[start of Provided records]

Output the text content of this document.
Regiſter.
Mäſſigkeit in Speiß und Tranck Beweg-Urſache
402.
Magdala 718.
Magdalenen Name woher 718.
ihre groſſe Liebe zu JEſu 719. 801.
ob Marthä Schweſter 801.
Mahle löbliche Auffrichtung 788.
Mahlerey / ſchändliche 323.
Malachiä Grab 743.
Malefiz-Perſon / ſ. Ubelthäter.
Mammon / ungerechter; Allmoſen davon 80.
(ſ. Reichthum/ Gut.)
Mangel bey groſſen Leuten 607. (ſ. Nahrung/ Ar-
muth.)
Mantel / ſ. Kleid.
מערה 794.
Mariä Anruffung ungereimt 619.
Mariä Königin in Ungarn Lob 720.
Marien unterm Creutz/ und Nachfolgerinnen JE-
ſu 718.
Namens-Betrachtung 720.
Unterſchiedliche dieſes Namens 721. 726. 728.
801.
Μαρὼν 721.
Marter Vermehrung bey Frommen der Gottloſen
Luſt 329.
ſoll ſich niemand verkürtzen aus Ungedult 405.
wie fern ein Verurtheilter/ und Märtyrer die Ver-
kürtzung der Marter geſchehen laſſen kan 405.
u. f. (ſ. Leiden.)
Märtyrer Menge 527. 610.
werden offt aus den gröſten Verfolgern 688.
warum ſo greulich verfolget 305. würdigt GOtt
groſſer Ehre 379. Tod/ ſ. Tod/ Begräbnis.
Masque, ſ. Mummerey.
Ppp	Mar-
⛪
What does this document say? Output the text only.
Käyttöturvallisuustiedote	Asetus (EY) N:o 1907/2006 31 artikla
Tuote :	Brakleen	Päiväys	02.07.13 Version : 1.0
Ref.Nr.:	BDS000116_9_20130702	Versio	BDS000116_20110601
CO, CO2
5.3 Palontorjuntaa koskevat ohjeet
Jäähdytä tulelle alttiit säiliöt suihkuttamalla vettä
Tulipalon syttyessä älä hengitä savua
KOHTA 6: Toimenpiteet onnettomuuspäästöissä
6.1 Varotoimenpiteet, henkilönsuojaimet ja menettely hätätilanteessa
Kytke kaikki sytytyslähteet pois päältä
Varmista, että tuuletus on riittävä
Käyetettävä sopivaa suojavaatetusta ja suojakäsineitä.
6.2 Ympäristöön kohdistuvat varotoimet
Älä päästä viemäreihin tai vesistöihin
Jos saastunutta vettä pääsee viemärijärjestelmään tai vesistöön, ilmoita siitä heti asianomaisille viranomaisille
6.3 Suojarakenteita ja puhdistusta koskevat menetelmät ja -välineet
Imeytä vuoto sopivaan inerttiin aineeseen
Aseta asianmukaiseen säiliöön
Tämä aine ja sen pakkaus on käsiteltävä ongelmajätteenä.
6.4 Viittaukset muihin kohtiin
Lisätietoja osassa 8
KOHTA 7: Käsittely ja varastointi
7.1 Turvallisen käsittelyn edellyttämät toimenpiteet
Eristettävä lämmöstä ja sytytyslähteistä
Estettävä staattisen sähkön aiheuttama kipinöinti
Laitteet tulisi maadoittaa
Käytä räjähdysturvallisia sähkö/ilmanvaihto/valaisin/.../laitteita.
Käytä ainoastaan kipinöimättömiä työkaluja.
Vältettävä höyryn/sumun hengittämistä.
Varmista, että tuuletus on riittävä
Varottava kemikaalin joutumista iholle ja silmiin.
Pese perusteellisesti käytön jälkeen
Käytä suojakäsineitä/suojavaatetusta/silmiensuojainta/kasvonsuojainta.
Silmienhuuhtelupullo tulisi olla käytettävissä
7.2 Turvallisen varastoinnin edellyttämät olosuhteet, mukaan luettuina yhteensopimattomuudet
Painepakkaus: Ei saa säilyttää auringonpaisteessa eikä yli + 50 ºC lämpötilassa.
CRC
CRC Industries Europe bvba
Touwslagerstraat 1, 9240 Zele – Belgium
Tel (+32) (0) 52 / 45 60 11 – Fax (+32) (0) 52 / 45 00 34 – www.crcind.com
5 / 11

[end of Provided records]

* _Problem_
Write the material out again in its entirety, exactly as shown.

* _Result_
Output the text content of this document.
Regiſter.
Mäſſigkeit in Speiß und Tranck Beweg-Urſache
402.
Magdala 718.
Magdalenen Name woher 718.
ihre groſſe Liebe zu JEſu 719. 801.
ob Marthä Schweſter 801.
Mahle löbliche Auffrichtung 788.
Mahlerey / ſchändliche 323.
Malachiä Grab 743.
Malefiz-Perſon / ſ. Ubelthäter.
Mammon / ungerechter; Allmoſen davon 80.
(ſ. Reichthum/ Gut.)
Mangel bey groſſen Leuten 607. (ſ. Nahrung/ Ar-
muth.)
Mantel / ſ. Kleid.
מערה 794.
Mariä Anruffung ungereimt 619.
Mariä Königin in Ungarn Lob 720.
Marien unterm Creutz/ und Nachfolgerinnen JE-
ſu 718.
Namens-Betrachtung 720.
Unterſchiedliche dieſes Namens 721. 726. 728.
801.
Μαρὼν 721.
Marter Vermehrung bey Frommen der Gottloſen
Luſt 329.
ſoll ſich niemand verkürtzen aus Ungedult 405.
wie fern ein Verurtheilter/ und Märtyrer die Ver-
kürtzung der Marter geſchehen laſſen kan 405.
u. f. (ſ. Leiden.)
Märtyrer Menge 527. 610.
werden offt aus den gröſten Verfolgern 688.
warum ſo greulich verfolget 305. würdigt GOtt
groſſer Ehre 379. Tod/ ſ. Tod/ Begräbnis.
Masque, ſ. Mummerey.
Ppp	Mar-
⛪
What does this document say? Output the text only.
Käyttöturvallisuustiedote	Asetus (EY) N:o 1907/2006 31 artikla
Tuote :	Brakleen	Päiväys	02.07.13 Version : 1.0
Ref.Nr.:	BDS000116_9_20130702	Versio	BDS000116_20110601
CO, CO2
5.3 Palontorjuntaa koskevat ohjeet
Jäähdytä tulelle alttiit säiliöt suihkuttamalla vettä
Tulipalon syttyessä älä hengitä savua
KOHTA 6: Toimenpiteet onnettomuuspäästöissä
6.1 Varotoimenpiteet, henkilönsuojaimet ja menettely hätätilanteessa
Kytke kaikki sytytyslähteet pois päältä
Varmista, että tuuletus on riittävä
Käyetettävä sopivaa suojavaatetusta ja suojakäsineitä.
6.2 Ympäristöön kohdistuvat varotoimet
Älä päästä viemäreihin tai vesistöihin
Jos saastunutta vettä pääsee viemärijärjestelmään tai vesistöön, ilmoita siitä heti asianomaisille viranomaisille
6.3 Suojarakenteita ja puhdistusta koskevat menetelmät ja -välineet
Imeytä vuoto sopivaan inerttiin aineeseen
Aseta asianmukaiseen säiliöön
Tämä aine ja sen pakkaus on käsiteltävä ongelmajätteenä.
6.4 Viittaukset muihin kohtiin
Lisätietoja osassa 8
KOHTA 7: Käsittely ja varastointi
7.1 Turvallisen käsittelyn edellyttämät toimenpiteet
Eristettävä lämmöstä ja sytytyslähteistä
Estettävä staattisen sähkön aiheuttama kipinöinti
Laitteet tulisi maadoittaa
Käytä räjähdysturvallisia sähkö/ilmanvaihto/valaisin/.../laitteita.
Käytä ainoastaan kipinöimättömiä työkaluja.
Vältettävä höyryn/sumun hengittämistä.
Varmista, että tuuletus on riittävä
Varottava kemikaalin joutumista iholle ja silmiin.
Pese perusteellisesti käytön jälkeen
Käytä suojakäsineitä/suojavaatetusta/silmiensuojainta/kasvonsuojainta.
Silmienhuuhtelupullo tulisi olla käytettävissä
7.2 Turvallisen varastoinnin edellyttämät olosuhteet, mukaan luettuina yhteensopimattomuudet
Painepakkaus: Ei saa säilyttää auringonpaisteessa eikä yli + 50 ºC lämpötilassa.
CRC
CRC Industries Europe bvba
Touwslagerstraat 1, 9240 Zele – Belgium
Tel (+32) (0) 52 / 45 60 11 – Fax (+32) (0) 52 / 45 00 34 – www.crcind.com
5 / 11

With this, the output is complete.